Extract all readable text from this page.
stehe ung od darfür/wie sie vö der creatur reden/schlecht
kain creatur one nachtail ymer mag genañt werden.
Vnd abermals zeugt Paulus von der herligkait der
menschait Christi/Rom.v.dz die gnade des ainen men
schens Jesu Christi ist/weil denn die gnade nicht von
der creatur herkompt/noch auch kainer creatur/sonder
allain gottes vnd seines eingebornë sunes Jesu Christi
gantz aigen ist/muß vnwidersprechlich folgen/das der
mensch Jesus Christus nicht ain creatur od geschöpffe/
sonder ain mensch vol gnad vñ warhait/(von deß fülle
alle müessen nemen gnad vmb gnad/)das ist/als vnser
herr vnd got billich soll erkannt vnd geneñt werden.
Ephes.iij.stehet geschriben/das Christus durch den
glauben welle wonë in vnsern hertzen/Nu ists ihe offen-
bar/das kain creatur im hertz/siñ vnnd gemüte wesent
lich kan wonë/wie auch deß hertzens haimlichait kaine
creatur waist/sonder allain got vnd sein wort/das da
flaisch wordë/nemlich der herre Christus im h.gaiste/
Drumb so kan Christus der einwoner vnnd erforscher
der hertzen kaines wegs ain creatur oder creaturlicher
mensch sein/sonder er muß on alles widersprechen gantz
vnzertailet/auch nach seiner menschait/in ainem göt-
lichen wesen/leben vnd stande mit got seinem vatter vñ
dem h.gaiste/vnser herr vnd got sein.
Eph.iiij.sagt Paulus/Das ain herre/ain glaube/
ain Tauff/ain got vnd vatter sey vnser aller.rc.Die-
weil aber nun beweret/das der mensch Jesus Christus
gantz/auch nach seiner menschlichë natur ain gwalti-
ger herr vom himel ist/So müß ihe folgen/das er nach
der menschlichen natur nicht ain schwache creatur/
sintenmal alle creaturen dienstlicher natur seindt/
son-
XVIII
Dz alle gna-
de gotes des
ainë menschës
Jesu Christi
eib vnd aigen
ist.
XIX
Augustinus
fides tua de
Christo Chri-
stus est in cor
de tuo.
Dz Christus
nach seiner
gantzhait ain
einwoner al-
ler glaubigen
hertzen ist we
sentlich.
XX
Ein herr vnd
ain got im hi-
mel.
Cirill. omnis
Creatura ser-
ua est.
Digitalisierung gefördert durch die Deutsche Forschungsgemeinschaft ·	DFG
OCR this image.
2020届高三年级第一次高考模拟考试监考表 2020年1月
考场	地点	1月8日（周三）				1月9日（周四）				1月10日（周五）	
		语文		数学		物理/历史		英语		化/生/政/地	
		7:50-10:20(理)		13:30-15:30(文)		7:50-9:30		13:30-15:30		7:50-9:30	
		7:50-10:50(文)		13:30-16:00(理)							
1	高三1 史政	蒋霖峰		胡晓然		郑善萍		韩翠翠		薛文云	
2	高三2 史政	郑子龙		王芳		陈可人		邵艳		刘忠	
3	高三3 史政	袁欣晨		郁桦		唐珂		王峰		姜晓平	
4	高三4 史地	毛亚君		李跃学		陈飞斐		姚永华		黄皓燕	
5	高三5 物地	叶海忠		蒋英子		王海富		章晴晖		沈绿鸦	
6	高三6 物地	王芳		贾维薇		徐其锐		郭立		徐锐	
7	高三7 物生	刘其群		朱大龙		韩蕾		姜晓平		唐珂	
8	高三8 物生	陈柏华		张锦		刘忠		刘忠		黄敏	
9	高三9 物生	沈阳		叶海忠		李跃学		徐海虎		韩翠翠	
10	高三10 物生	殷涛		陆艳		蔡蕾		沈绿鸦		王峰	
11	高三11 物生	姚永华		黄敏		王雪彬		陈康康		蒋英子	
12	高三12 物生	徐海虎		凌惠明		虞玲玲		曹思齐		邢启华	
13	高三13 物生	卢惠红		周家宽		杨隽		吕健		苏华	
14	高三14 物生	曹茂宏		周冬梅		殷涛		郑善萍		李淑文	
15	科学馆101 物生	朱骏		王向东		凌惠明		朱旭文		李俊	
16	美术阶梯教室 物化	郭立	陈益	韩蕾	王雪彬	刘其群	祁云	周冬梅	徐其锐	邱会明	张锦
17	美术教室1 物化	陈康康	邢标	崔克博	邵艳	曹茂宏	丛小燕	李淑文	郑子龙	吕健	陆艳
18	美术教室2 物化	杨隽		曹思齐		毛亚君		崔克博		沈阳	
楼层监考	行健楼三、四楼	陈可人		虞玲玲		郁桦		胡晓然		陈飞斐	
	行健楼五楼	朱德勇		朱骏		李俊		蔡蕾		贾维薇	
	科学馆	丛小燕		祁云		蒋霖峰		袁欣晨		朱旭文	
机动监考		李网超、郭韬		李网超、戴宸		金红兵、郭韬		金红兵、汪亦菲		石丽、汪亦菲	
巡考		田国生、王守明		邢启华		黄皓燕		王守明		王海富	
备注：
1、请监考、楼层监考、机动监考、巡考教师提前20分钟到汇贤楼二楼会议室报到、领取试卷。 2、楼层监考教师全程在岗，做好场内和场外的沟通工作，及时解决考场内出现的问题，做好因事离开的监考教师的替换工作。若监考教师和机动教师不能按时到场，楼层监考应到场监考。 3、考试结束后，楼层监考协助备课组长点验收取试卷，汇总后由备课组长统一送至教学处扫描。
▬▬▬▬▬▬▬▬▬▬
* [Task brief]:
All records above must be set down exactly, please.

* [Full answer]:
Extract all readable text from this page.
stehe ung od darfür/wie sie vö der creatur reden/schlecht
kain creatur one nachtail ymer mag genañt werden.
Vnd abermals zeugt Paulus von der herligkait der
menschait Christi/Rom.v.dz die gnade des ainen men
schens Jesu Christi ist/weil denn die gnade nicht von
der creatur herkompt/noch auch kainer creatur/sonder
allain gottes vnd seines eingebornë sunes Jesu Christi
gantz aigen ist/muß vnwidersprechlich folgen/das der
mensch Jesus Christus nicht ain creatur od geschöpffe/
sonder ain mensch vol gnad vñ warhait/(von deß fülle
alle müessen nemen gnad vmb gnad/)das ist/als vnser
herr vnd got billich soll erkannt vnd geneñt werden.
Ephes.iij.stehet geschriben/das Christus durch den
glauben welle wonë in vnsern hertzen/Nu ists ihe offen-
bar/das kain creatur im hertz/siñ vnnd gemüte wesent
lich kan wonë/wie auch deß hertzens haimlichait kaine
creatur waist/sonder allain got vnd sein wort/das da
flaisch wordë/nemlich der herre Christus im h.gaiste/
Drumb so kan Christus der einwoner vnnd erforscher
der hertzen kaines wegs ain creatur oder creaturlicher
mensch sein/sonder er muß on alles widersprechen gantz
vnzertailet/auch nach seiner menschait/in ainem göt-
lichen wesen/leben vnd stande mit got seinem vatter vñ
dem h.gaiste/vnser herr vnd got sein.
Eph.iiij.sagt Paulus/Das ain herre/ain glaube/
ain Tauff/ain got vnd vatter sey vnser aller.rc.Die-
weil aber nun beweret/das der mensch Jesus Christus
gantz/auch nach seiner menschlichë natur ain gwalti-
ger herr vom himel ist/So müß ihe folgen/das er nach
der menschlichen natur nicht ain schwache creatur/
sintenmal alle creaturen dienstlicher natur seindt/
son-
XVIII
Dz alle gna-
de gotes des
ainë menschës
Jesu Christi
eib vnd aigen
ist.
XIX
Augustinus
fides tua de
Christo Chri-
stus est in cor
de tuo.
Dz Christus
nach seiner
gantzhait ain
einwoner al-
ler glaubigen
hertzen ist we
sentlich.
XX
Ein herr vnd
ain got im hi-
mel.
Cirill. omnis
Creatura ser-
ua est.
Digitalisierung gefördert durch die Deutsche Forschungsgemeinschaft ·	DFG
OCR this image.
2020届高三年级第一次高考模拟考试监考表 2020年1月
考场	地点	1月8日（周三）				1月9日（周四）				1月10日（周五）	
		语文		数学		物理/历史		英语		化/生/政/地	
		7:50-10:20(理)		13:30-15:30(文)		7:50-9:30		13:30-15:30		7:50-9:30	
		7:50-10:50(文)		13:30-16:00(理)							
1	高三1 史政	蒋霖峰		胡晓然		郑善萍		韩翠翠		薛文云	
2	高三2 史政	郑子龙		王芳		陈可人		邵艳		刘忠	
3	高三3 史政	袁欣晨		郁桦		唐珂		王峰		姜晓平	
4	高三4 史地	毛亚君		李跃学		陈飞斐		姚永华		黄皓燕	
5	高三5 物地	叶海忠		蒋英子		王海富		章晴晖		沈绿鸦	
6	高三6 物地	王芳		贾维薇		徐其锐		郭立		徐锐	
7	高三7 物生	刘其群		朱大龙		韩蕾		姜晓平		唐珂	
8	高三8 物生	陈柏华		张锦		刘忠		刘忠		黄敏	
9	高三9 物生	沈阳		叶海忠		李跃学		徐海虎		韩翠翠	
10	高三10 物生	殷涛		陆艳		蔡蕾		沈绿鸦		王峰	
11	高三11 物生	姚永华		黄敏		王雪彬		陈康康		蒋英子	
12	高三12 物生	徐海虎		凌惠明		虞玲玲		曹思齐		邢启华	
13	高三13 物生	卢惠红		周家宽		杨隽		吕健		苏华	
14	高三14 物生	曹茂宏		周冬梅		殷涛		郑善萍		李淑文	
15	科学馆101 物生	朱骏		王向东		凌惠明		朱旭文		李俊	
16	美术阶梯教室 物化	郭立	陈益	韩蕾	王雪彬	刘其群	祁云	周冬梅	徐其锐	邱会明	张锦
17	美术教室1 物化	陈康康	邢标	崔克博	邵艳	曹茂宏	丛小燕	李淑文	郑子龙	吕健	陆艳
18	美术教室2 物化	杨隽		曹思齐		毛亚君		崔克博		沈阳	
楼层监考	行健楼三、四楼	陈可人		虞玲玲		郁桦		胡晓然		陈飞斐	
	行健楼五楼	朱德勇		朱骏		李俊		蔡蕾		贾维薇	
	科学馆	丛小燕		祁云		蒋霖峰		袁欣晨		朱旭文	
机动监考		李网超、郭韬		李网超、戴宸		金红兵、郭韬		金红兵、汪亦菲		石丽、汪亦菲	
巡考		田国生、王守明		邢启华		黄皓燕		王守明		王海富	
备注：
1、请监考、楼层监考、机动监考、巡考教师提前20分钟到汇贤楼二楼会议室报到、领取试卷。 2、楼层监考教师全程在岗，做好场内和场外的沟通工作，及时解决考场内出现的问题，做好因事离开的监考教师的替换工作。若监考教师和机动教师不能按时到场，楼层监考应到场监考。 3、考试结束后，楼层监考协助备课组长点验收取试卷，汇总后由备课组长统一送至教学处扫描。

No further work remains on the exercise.